━━━ INPUT DATA
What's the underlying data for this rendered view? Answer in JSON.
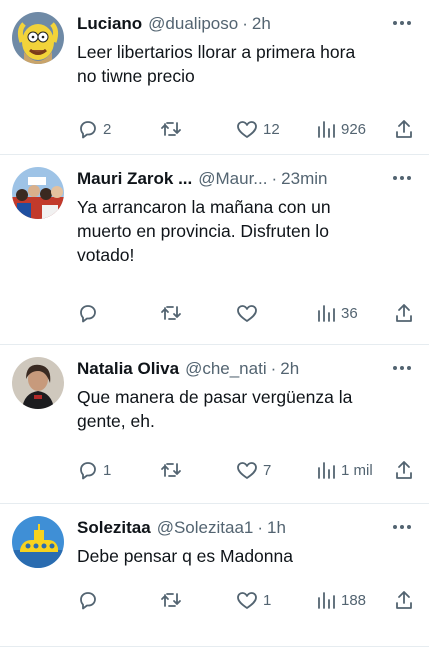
{
  "tweets": [
    {
      "name": "Luciano",
      "handle": "@dualiposo",
      "time": "2h",
      "text": "Leer libertarios llorar a primera hora\nno tiwne precio",
      "replies": "2",
      "retweets": "",
      "likes": "12",
      "views": "926",
      "avatar_icon": "homer-avatar-icon"
    },
    {
      "name": "Mauri Zarok ...",
      "handle": "@Maur...",
      "time": "23min",
      "text": "Ya arrancaron la mañana con un\nmuerto en provincia. Disfruten lo\nvotado!",
      "replies": "",
      "retweets": "",
      "likes": "",
      "views": "36",
      "avatar_icon": "crowd-avatar-icon"
    },
    {
      "name": "Natalia Oliva",
      "handle": "@che_nati",
      "time": "2h",
      "text": "Que manera de pasar vergüenza la\ngente, eh.",
      "replies": "1",
      "retweets": "",
      "likes": "7",
      "views": "1 mil",
      "avatar_icon": "person-avatar-icon"
    },
    {
      "name": "Solezitaa",
      "handle": "@Solezitaa1",
      "time": "1h",
      "text": "Debe pensar q es Madonna",
      "replies": "",
      "retweets": "",
      "likes": "1",
      "views": "188",
      "avatar_icon": "submarine-avatar-icon"
    }
  ],
  "separator": "·",
  "colors": {
    "text": "#0f1419",
    "muted": "#536471",
    "border": "#e6ecf0"
  }
}
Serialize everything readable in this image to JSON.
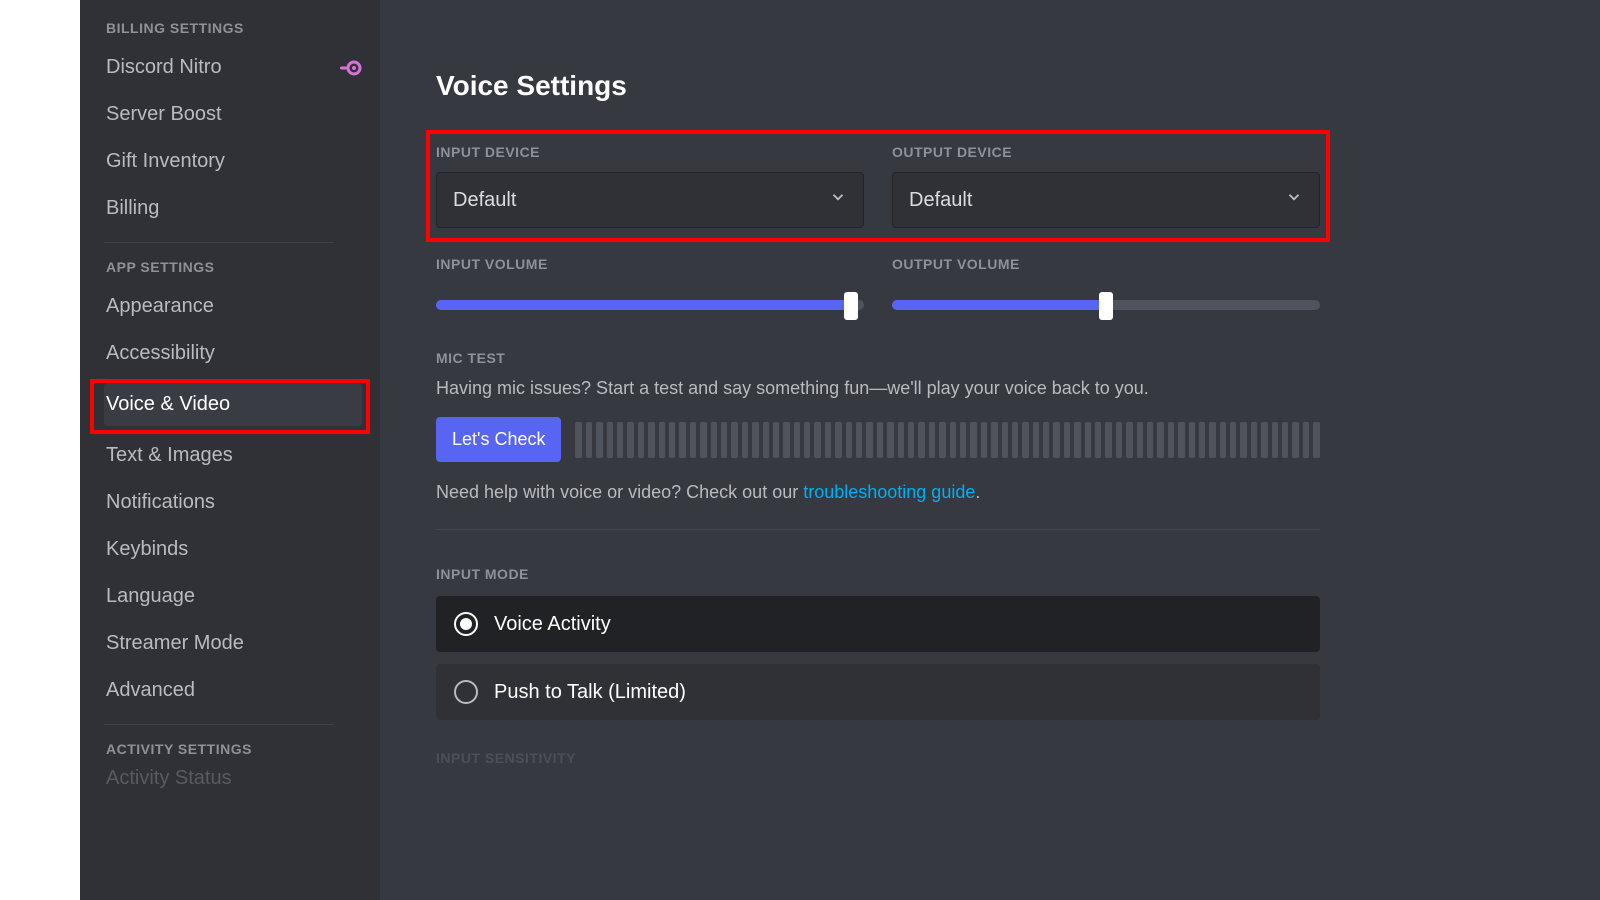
{
  "sidebar": {
    "billing_header": "BILLING SETTINGS",
    "items_billing": [
      {
        "label": "Discord Nitro",
        "nitro": true
      },
      {
        "label": "Server Boost"
      },
      {
        "label": "Gift Inventory"
      },
      {
        "label": "Billing"
      }
    ],
    "app_header": "APP SETTINGS",
    "items_app": [
      {
        "label": "Appearance"
      },
      {
        "label": "Accessibility"
      },
      {
        "label": "Voice & Video",
        "active": true
      },
      {
        "label": "Text & Images"
      },
      {
        "label": "Notifications"
      },
      {
        "label": "Keybinds"
      },
      {
        "label": "Language"
      },
      {
        "label": "Streamer Mode"
      },
      {
        "label": "Advanced"
      }
    ],
    "activity_header": "ACTIVITY SETTINGS",
    "activity_cutoff": "Activity Status"
  },
  "main": {
    "title": "Voice Settings",
    "input_device_label": "INPUT DEVICE",
    "input_device_value": "Default",
    "output_device_label": "OUTPUT DEVICE",
    "output_device_value": "Default",
    "input_volume_label": "INPUT VOLUME",
    "input_volume_percent": 97,
    "output_volume_label": "OUTPUT VOLUME",
    "output_volume_percent": 50,
    "mic_test_label": "MIC TEST",
    "mic_test_desc": "Having mic issues? Start a test and say something fun—we'll play your voice back to you.",
    "lets_check": "Let's Check",
    "help_pre": "Need help with voice or video? Check out our ",
    "help_link": "troubleshooting guide",
    "help_post": ".",
    "input_mode_label": "INPUT MODE",
    "input_mode_options": [
      {
        "label": "Voice Activity",
        "selected": true
      },
      {
        "label": "Push to Talk (Limited)",
        "selected": false
      }
    ],
    "sensitivity_cutoff": "INPUT SENSITIVITY"
  }
}
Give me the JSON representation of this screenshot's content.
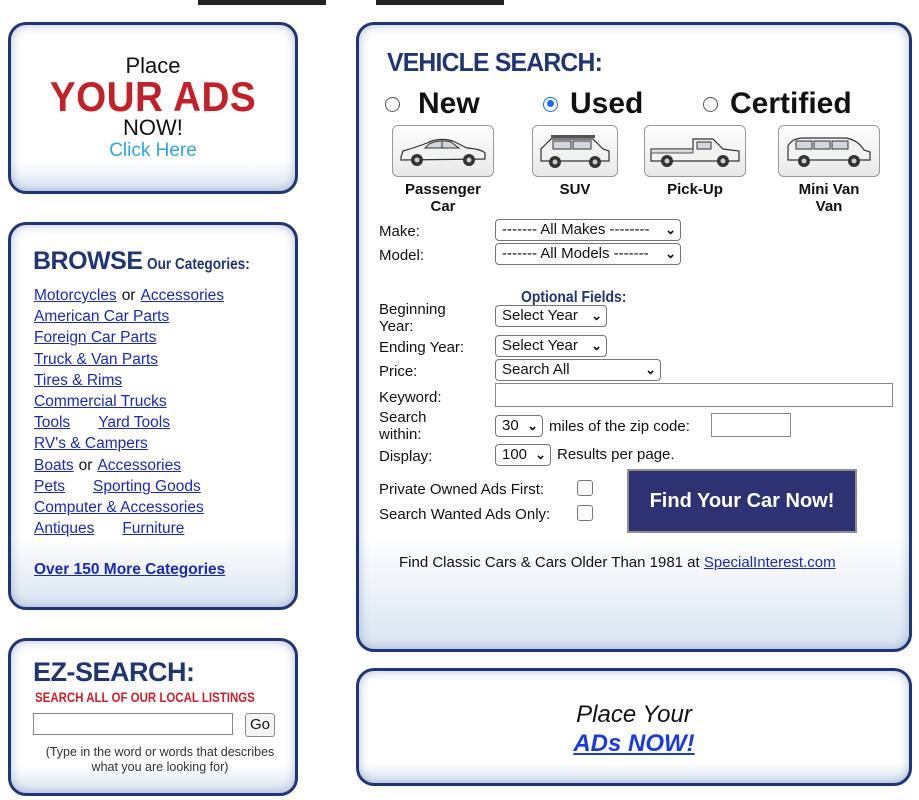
{
  "place_ads": {
    "place": "Place",
    "your_ads": "YOUR ADS",
    "now": "NOW!",
    "click": "Click Here"
  },
  "browse": {
    "title_big": "BROWSE",
    "title_small": "Our Categories:",
    "rows": [
      {
        "items": [
          "Motorcycles",
          "Accessories"
        ],
        "sep": "or"
      },
      {
        "items": [
          "American Car Parts"
        ]
      },
      {
        "items": [
          "Foreign Car Parts"
        ]
      },
      {
        "items": [
          "Truck & Van Parts"
        ]
      },
      {
        "items": [
          "Tires & Rims"
        ]
      },
      {
        "items": [
          "Commercial Trucks"
        ]
      },
      {
        "items": [
          "Tools",
          "Yard Tools"
        ]
      },
      {
        "items": [
          "RV's & Campers"
        ]
      },
      {
        "items": [
          "Boats",
          "Accessories"
        ],
        "sep": "or"
      },
      {
        "items": [
          "Pets",
          "Sporting Goods"
        ]
      },
      {
        "items": [
          "Computer & Accessories"
        ]
      },
      {
        "items": [
          "Antiques",
          "Furniture"
        ]
      }
    ],
    "more": "Over 150 More Categories"
  },
  "ez": {
    "title": "EZ-SEARCH:",
    "subtitle": "SEARCH ALL OF OUR LOCAL LISTINGS",
    "input_value": "",
    "go": "Go",
    "help": "(Type in the word or words that describes what you are looking for)"
  },
  "vehicle_search": {
    "title": "VEHICLE SEARCH:",
    "conditions": [
      {
        "label": "New",
        "selected": false
      },
      {
        "label": "Used",
        "selected": true
      },
      {
        "label": "Certified",
        "selected": false
      }
    ],
    "types": [
      {
        "label": "Passenger Car",
        "icon": "sedan-icon"
      },
      {
        "label": "SUV",
        "icon": "suv-icon"
      },
      {
        "label": "Pick-Up",
        "icon": "pickup-truck-icon"
      },
      {
        "label": "Mini Van Van",
        "icon": "minivan-icon"
      }
    ],
    "make_label": "Make:",
    "make_value": "------- All Makes --------",
    "model_label": "Model:",
    "model_value": "------- All Models -------",
    "optional": "Optional Fields:",
    "begin_year_label": "Beginning Year:",
    "begin_year_value": "Select Year",
    "end_year_label": "Ending Year:",
    "end_year_value": "Select Year",
    "price_label": "Price:",
    "price_value": "Search All",
    "keyword_label": "Keyword:",
    "keyword_value": "",
    "within_label": "Search within:",
    "within_value": "30",
    "miles_text": "miles of the zip code:",
    "zip_value": "",
    "display_label": "Display:",
    "display_value": "100",
    "results_text": "Results per page.",
    "private_label": "Private Owned Ads First:",
    "wanted_label": "Search Wanted Ads Only:",
    "find_button": "Find Your Car Now!",
    "classic_text": "Find Classic Cars & Cars Older Than 1981 at",
    "classic_link": "SpecialInterest.com"
  },
  "place_ads_2": {
    "line1": "Place Your",
    "line2": "ADs NOW!"
  }
}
━━━━━━
→ **YOUR GOAL**: Pictures in the data above should not be copied; transcribe everything else exactly.

→ **EXERCISE SOLUTION**:
What's the underlying data for this rendered view? Answer in JSON.
{
  "tweets": [
    {
      "name": "Luciano",
      "handle": "@dualiposo",
      "time": "2h",
      "text": "Leer libertarios llorar a primera hora\nno tiwne precio",
      "replies": "2",
      "retweets": "",
      "likes": "12",
      "views": "926",
      "avatar_icon": "homer-avatar-icon"
    },
    {
      "name": "Mauri Zarok ...",
      "handle": "@Maur...",
      "time": "23min",
      "text": "Ya arrancaron la mañana con un\nmuerto en provincia. Disfruten lo\nvotado!",
      "replies": "",
      "retweets": "",
      "likes": "",
      "views": "36",
      "avatar_icon": "crowd-avatar-icon"
    },
    {
      "name": "Natalia Oliva",
      "handle": "@che_nati",
      "time": "2h",
      "text": "Que manera de pasar vergüenza la\ngente, eh.",
      "replies": "1",
      "retweets": "",
      "likes": "7",
      "views": "1 mil",
      "avatar_icon": "person-avatar-icon"
    },
    {
      "name": "Solezitaa",
      "handle": "@Solezitaa1",
      "time": "1h",
      "text": "Debe pensar q es Madonna",
      "replies": "",
      "retweets": "",
      "likes": "1",
      "views": "188",
      "avatar_icon": "submarine-avatar-icon"
    }
  ],
  "separator": "·",
  "colors": {
    "text": "#0f1419",
    "muted": "#536471",
    "border": "#e6ecf0"
  }
}
Serialize everything readable in this image to JSON.
{
  "sidebar": {
    "billing_header": "BILLING SETTINGS",
    "items_billing": [
      {
        "label": "Discord Nitro",
        "nitro": true
      },
      {
        "label": "Server Boost"
      },
      {
        "label": "Gift Inventory"
      },
      {
        "label": "Billing"
      }
    ],
    "app_header": "APP SETTINGS",
    "items_app": [
      {
        "label": "Appearance"
      },
      {
        "label": "Accessibility"
      },
      {
        "label": "Voice & Video",
        "active": true
      },
      {
        "label": "Text & Images"
      },
      {
        "label": "Notifications"
      },
      {
        "label": "Keybinds"
      },
      {
        "label": "Language"
      },
      {
        "label": "Streamer Mode"
      },
      {
        "label": "Advanced"
      }
    ],
    "activity_header": "ACTIVITY SETTINGS",
    "activity_cutoff": "Activity Status"
  },
  "main": {
    "title": "Voice Settings",
    "input_device_label": "INPUT DEVICE",
    "input_device_value": "Default",
    "output_device_label": "OUTPUT DEVICE",
    "output_device_value": "Default",
    "input_volume_label": "INPUT VOLUME",
    "input_volume_percent": 97,
    "output_volume_label": "OUTPUT VOLUME",
    "output_volume_percent": 50,
    "mic_test_label": "MIC TEST",
    "mic_test_desc": "Having mic issues? Start a test and say something fun—we'll play your voice back to you.",
    "lets_check": "Let's Check",
    "help_pre": "Need help with voice or video? Check out our ",
    "help_link": "troubleshooting guide",
    "help_post": ".",
    "input_mode_label": "INPUT MODE",
    "input_mode_options": [
      {
        "label": "Voice Activity",
        "selected": true
      },
      {
        "label": "Push to Talk (Limited)",
        "selected": false
      }
    ],
    "sensitivity_cutoff": "INPUT SENSITIVITY"
  }
}
Give me the JSON representation of this screenshot's content.
{
  "place_ads": {
    "place": "Place",
    "your_ads": "YOUR ADS",
    "now": "NOW!",
    "click": "Click Here"
  },
  "browse": {
    "title_big": "BROWSE",
    "title_small": "Our Categories:",
    "rows": [
      {
        "items": [
          "Motorcycles",
          "Accessories"
        ],
        "sep": "or"
      },
      {
        "items": [
          "American Car Parts"
        ]
      },
      {
        "items": [
          "Foreign Car Parts"
        ]
      },
      {
        "items": [
          "Truck & Van Parts"
        ]
      },
      {
        "items": [
          "Tires & Rims"
        ]
      },
      {
        "items": [
          "Commercial Trucks"
        ]
      },
      {
        "items": [
          "Tools",
          "Yard Tools"
        ]
      },
      {
        "items": [
          "RV's & Campers"
        ]
      },
      {
        "items": [
          "Boats",
          "Accessories"
        ],
        "sep": "or"
      },
      {
        "items": [
          "Pets",
          "Sporting Goods"
        ]
      },
      {
        "items": [
          "Computer & Accessories"
        ]
      },
      {
        "items": [
          "Antiques",
          "Furniture"
        ]
      }
    ],
    "more": "Over 150 More Categories"
  },
  "ez": {
    "title": "EZ-SEARCH:",
    "subtitle": "SEARCH ALL OF OUR LOCAL LISTINGS",
    "input_value": "",
    "go": "Go",
    "help": "(Type in the word or words that describes what you are looking for)"
  },
  "vehicle_search": {
    "title": "VEHICLE SEARCH:",
    "conditions": [
      {
        "label": "New",
        "selected": false
      },
      {
        "label": "Used",
        "selected": true
      },
      {
        "label": "Certified",
        "selected": false
      }
    ],
    "types": [
      {
        "label": "Passenger Car",
        "icon": "sedan-icon"
      },
      {
        "label": "SUV",
        "icon": "suv-icon"
      },
      {
        "label": "Pick-Up",
        "icon": "pickup-truck-icon"
      },
      {
        "label": "Mini Van Van",
        "icon": "minivan-icon"
      }
    ],
    "make_label": "Make:",
    "make_value": "------- All Makes --------",
    "model_label": "Model:",
    "model_value": "------- All Models -------",
    "optional": "Optional Fields:",
    "begin_year_label": "Beginning Year:",
    "begin_year_value": "Select Year",
    "end_year_label": "Ending Year:",
    "end_year_value": "Select Year",
    "price_label": "Price:",
    "price_value": "Search All",
    "keyword_label": "Keyword:",
    "keyword_value": "",
    "within_label": "Search within:",
    "within_value": "30",
    "miles_text": "miles of the zip code:",
    "zip_value": "",
    "display_label": "Display:",
    "display_value": "100",
    "results_text": "Results per page.",
    "private_label": "Private Owned Ads First:",
    "wanted_label": "Search Wanted Ads Only:",
    "find_button": "Find Your Car Now!",
    "classic_text": "Find Classic Cars & Cars Older Than 1981 at",
    "classic_link": "SpecialInterest.com"
  },
  "place_ads_2": {
    "line1": "Place Your",
    "line2": "ADs NOW!"
  }
}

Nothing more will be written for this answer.